List all lines of the data containing the word "color".

━━━

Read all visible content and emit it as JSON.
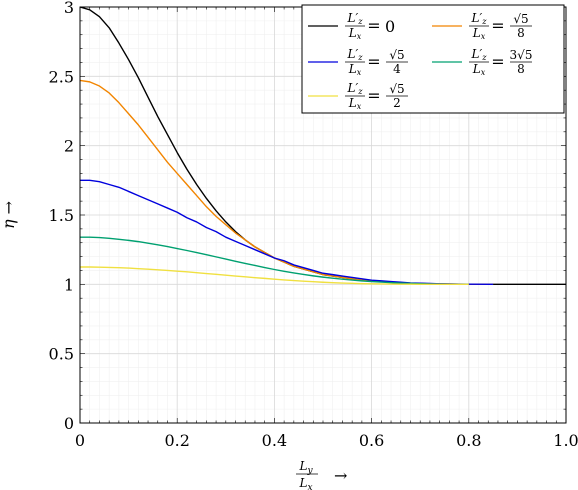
{
  "chart_data": {
    "type": "line",
    "xlabel_num": "L",
    "xlabel_num_sub": "y",
    "xlabel_den": "L",
    "xlabel_den_sub": "x",
    "xlabel_arrow": "→",
    "ylabel": "η →",
    "xlim": [
      0,
      1
    ],
    "ylim": [
      0,
      3
    ],
    "x_ticks": [
      0,
      0.2,
      0.4,
      0.6,
      0.8,
      1.0
    ],
    "x_tick_labels": [
      "0",
      "0.2",
      "0.4",
      "0.6",
      "0.8",
      "1.0"
    ],
    "y_ticks": [
      0,
      0.5,
      1,
      1.5,
      2,
      2.5,
      3
    ],
    "y_tick_labels": [
      "0",
      "0.5",
      "1",
      "1.5",
      "2",
      "2.5",
      "3"
    ],
    "grid": true,
    "legend_position": "top-right",
    "series": [
      {
        "name": "L′z/Lx = 0",
        "legend_num": "L′",
        "legend_num_sub": "z",
        "legend_den": "L",
        "legend_den_sub": "x",
        "legend_rhs": "0",
        "color": "#000000",
        "x": [
          0,
          0.02,
          0.04,
          0.06,
          0.08,
          0.1,
          0.12,
          0.14,
          0.16,
          0.18,
          0.2,
          0.22,
          0.24,
          0.26,
          0.28,
          0.3,
          0.32,
          0.34,
          0.36,
          0.38,
          0.4,
          0.42,
          0.44,
          0.46,
          0.48,
          0.5,
          0.52,
          0.54,
          0.56,
          0.58,
          0.6,
          0.62,
          0.64,
          0.66,
          0.68,
          0.7,
          0.72,
          0.74,
          0.76,
          0.78,
          0.8,
          0.85,
          0.9,
          0.95,
          1.0
        ],
        "y": [
          3,
          2.98,
          2.93,
          2.85,
          2.74,
          2.62,
          2.49,
          2.35,
          2.21,
          2.08,
          1.95,
          1.83,
          1.72,
          1.62,
          1.53,
          1.45,
          1.38,
          1.32,
          1.27,
          1.23,
          1.19,
          1.16,
          1.13,
          1.11,
          1.09,
          1.07,
          1.06,
          1.05,
          1.04,
          1.03,
          1.025,
          1.02,
          1.015,
          1.01,
          1.008,
          1.006,
          1.004,
          1.003,
          1.002,
          1.001,
          1.0,
          1.0,
          1.0,
          1.0,
          1.0
        ]
      },
      {
        "name": "L′z/Lx = √5/8",
        "legend_num": "L′",
        "legend_num_sub": "z",
        "legend_den": "L",
        "legend_den_sub": "x",
        "legend_rhs_num": "√5",
        "legend_rhs_den": "8",
        "color": "#f28500",
        "x": [
          0,
          0.02,
          0.04,
          0.06,
          0.08,
          0.1,
          0.12,
          0.14,
          0.16,
          0.18,
          0.2,
          0.22,
          0.24,
          0.26,
          0.28,
          0.3,
          0.32,
          0.34,
          0.36,
          0.38,
          0.4,
          0.42,
          0.44,
          0.46,
          0.48,
          0.5,
          0.52,
          0.54,
          0.56,
          0.58,
          0.6,
          0.62,
          0.64,
          0.66,
          0.68,
          0.7,
          0.72,
          0.74,
          0.76,
          0.78,
          0.8,
          0.85
        ],
        "y": [
          2.47,
          2.46,
          2.43,
          2.38,
          2.31,
          2.23,
          2.15,
          2.06,
          1.97,
          1.88,
          1.8,
          1.72,
          1.64,
          1.56,
          1.49,
          1.43,
          1.37,
          1.32,
          1.27,
          1.23,
          1.19,
          1.16,
          1.13,
          1.11,
          1.09,
          1.07,
          1.06,
          1.05,
          1.04,
          1.03,
          1.025,
          1.02,
          1.015,
          1.01,
          1.008,
          1.006,
          1.004,
          1.003,
          1.002,
          1.001,
          1.0,
          1.0
        ]
      },
      {
        "name": "L′z/Lx = √5/4",
        "legend_num": "L′",
        "legend_num_sub": "z",
        "legend_den": "L",
        "legend_den_sub": "x",
        "legend_rhs_num": "√5",
        "legend_rhs_den": "4",
        "color": "#0000dd",
        "x": [
          0,
          0.02,
          0.04,
          0.06,
          0.08,
          0.1,
          0.12,
          0.14,
          0.16,
          0.18,
          0.2,
          0.22,
          0.24,
          0.26,
          0.28,
          0.3,
          0.32,
          0.34,
          0.36,
          0.38,
          0.4,
          0.42,
          0.44,
          0.46,
          0.48,
          0.5,
          0.52,
          0.54,
          0.56,
          0.58,
          0.6,
          0.62,
          0.64,
          0.66,
          0.68,
          0.7,
          0.72,
          0.74,
          0.76,
          0.78,
          0.8,
          0.85
        ],
        "y": [
          1.75,
          1.75,
          1.74,
          1.72,
          1.7,
          1.67,
          1.64,
          1.61,
          1.58,
          1.55,
          1.52,
          1.48,
          1.45,
          1.41,
          1.38,
          1.34,
          1.31,
          1.28,
          1.25,
          1.22,
          1.19,
          1.17,
          1.14,
          1.12,
          1.1,
          1.08,
          1.07,
          1.06,
          1.05,
          1.04,
          1.03,
          1.025,
          1.02,
          1.015,
          1.01,
          1.008,
          1.006,
          1.004,
          1.003,
          1.002,
          1.001,
          1.0
        ]
      },
      {
        "name": "L′z/Lx = 3√5/8",
        "legend_num": "L′",
        "legend_num_sub": "z",
        "legend_den": "L",
        "legend_den_sub": "x",
        "legend_rhs_num": "3√5",
        "legend_rhs_den": "8",
        "color": "#00a070",
        "x": [
          0,
          0.02,
          0.04,
          0.06,
          0.08,
          0.1,
          0.12,
          0.14,
          0.16,
          0.18,
          0.2,
          0.22,
          0.24,
          0.26,
          0.28,
          0.3,
          0.32,
          0.34,
          0.36,
          0.38,
          0.4,
          0.42,
          0.44,
          0.46,
          0.48,
          0.5,
          0.52,
          0.54,
          0.56,
          0.58,
          0.6,
          0.62,
          0.64,
          0.66,
          0.68,
          0.7,
          0.72,
          0.74,
          0.76,
          0.78,
          0.8
        ],
        "y": [
          1.34,
          1.34,
          1.337,
          1.332,
          1.325,
          1.317,
          1.308,
          1.297,
          1.285,
          1.272,
          1.258,
          1.244,
          1.229,
          1.214,
          1.198,
          1.182,
          1.166,
          1.151,
          1.136,
          1.121,
          1.107,
          1.094,
          1.082,
          1.071,
          1.061,
          1.052,
          1.044,
          1.037,
          1.031,
          1.025,
          1.02,
          1.016,
          1.012,
          1.009,
          1.007,
          1.005,
          1.003,
          1.002,
          1.001,
          1.0,
          1.0
        ]
      },
      {
        "name": "L′z/Lx = √5/2",
        "legend_num": "L′",
        "legend_num_sub": "z",
        "legend_den": "L",
        "legend_den_sub": "x",
        "legend_rhs_num": "√5",
        "legend_rhs_den": "2",
        "color": "#f0e040",
        "x": [
          0,
          0.02,
          0.04,
          0.06,
          0.08,
          0.1,
          0.12,
          0.14,
          0.16,
          0.18,
          0.2,
          0.22,
          0.24,
          0.26,
          0.28,
          0.3,
          0.32,
          0.34,
          0.36,
          0.38,
          0.4,
          0.42,
          0.44,
          0.46,
          0.48,
          0.5,
          0.52,
          0.54,
          0.56,
          0.58,
          0.6,
          0.62,
          0.64,
          0.66,
          0.68,
          0.7,
          0.72,
          0.74,
          0.76,
          0.78,
          0.8
        ],
        "y": [
          1.125,
          1.125,
          1.124,
          1.122,
          1.12,
          1.117,
          1.113,
          1.109,
          1.105,
          1.1,
          1.095,
          1.09,
          1.084,
          1.078,
          1.072,
          1.066,
          1.06,
          1.054,
          1.048,
          1.043,
          1.037,
          1.032,
          1.027,
          1.023,
          1.019,
          1.015,
          1.012,
          1.009,
          1.007,
          1.005,
          1.004,
          1.003,
          1.002,
          1.001,
          1.001,
          1.0,
          1.0,
          1.0,
          1.0,
          1.0,
          1.0
        ]
      }
    ]
  }
}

━━━

**EXPECTED ANSWER:**
        "color": "#000000",
        "color": "#f28500",
        "color": "#0000dd",
        "color": "#00a070",
        "color": "#f0e040",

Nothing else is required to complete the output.